- **Aim**
Look through the data and write out every line with the word "adapter" in it.

(Stored data entries)
########
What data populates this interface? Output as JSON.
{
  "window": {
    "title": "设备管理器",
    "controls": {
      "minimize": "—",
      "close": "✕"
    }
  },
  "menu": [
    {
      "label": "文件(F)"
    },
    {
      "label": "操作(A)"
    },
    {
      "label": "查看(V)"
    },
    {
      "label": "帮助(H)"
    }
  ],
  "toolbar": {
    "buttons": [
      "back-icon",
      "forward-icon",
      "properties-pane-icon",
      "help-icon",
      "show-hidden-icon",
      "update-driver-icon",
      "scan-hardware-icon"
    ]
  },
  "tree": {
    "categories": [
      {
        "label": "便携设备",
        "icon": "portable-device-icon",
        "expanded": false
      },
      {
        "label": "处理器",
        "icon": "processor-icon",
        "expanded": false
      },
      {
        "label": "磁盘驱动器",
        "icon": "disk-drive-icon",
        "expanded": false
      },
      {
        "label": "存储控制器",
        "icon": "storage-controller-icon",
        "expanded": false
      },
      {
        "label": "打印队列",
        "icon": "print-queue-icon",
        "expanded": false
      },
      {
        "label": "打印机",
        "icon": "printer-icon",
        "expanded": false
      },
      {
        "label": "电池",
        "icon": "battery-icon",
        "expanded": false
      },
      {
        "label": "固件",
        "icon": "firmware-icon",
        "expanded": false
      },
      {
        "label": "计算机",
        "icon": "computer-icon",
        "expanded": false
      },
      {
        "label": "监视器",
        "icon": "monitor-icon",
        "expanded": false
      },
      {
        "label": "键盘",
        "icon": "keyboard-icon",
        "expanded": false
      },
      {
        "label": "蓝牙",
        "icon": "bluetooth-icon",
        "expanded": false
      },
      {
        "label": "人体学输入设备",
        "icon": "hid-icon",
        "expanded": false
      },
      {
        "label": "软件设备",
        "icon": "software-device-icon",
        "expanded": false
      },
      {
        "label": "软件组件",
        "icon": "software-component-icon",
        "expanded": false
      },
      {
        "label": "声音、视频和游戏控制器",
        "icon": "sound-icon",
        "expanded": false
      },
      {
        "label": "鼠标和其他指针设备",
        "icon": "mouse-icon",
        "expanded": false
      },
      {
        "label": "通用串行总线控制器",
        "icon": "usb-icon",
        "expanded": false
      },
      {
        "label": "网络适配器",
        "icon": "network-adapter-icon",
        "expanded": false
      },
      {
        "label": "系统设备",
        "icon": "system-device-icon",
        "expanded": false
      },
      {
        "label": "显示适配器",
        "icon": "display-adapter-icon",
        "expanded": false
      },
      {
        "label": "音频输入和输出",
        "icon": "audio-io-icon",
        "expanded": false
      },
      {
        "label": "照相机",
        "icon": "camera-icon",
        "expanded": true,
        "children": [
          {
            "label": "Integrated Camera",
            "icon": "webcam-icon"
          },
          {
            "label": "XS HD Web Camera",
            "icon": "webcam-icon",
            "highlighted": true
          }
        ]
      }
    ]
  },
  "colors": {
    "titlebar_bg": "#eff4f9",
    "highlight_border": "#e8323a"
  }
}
########
- **Finished exercise**
        "icon": "network-adapter-icon",
        "icon": "display-adapter-icon",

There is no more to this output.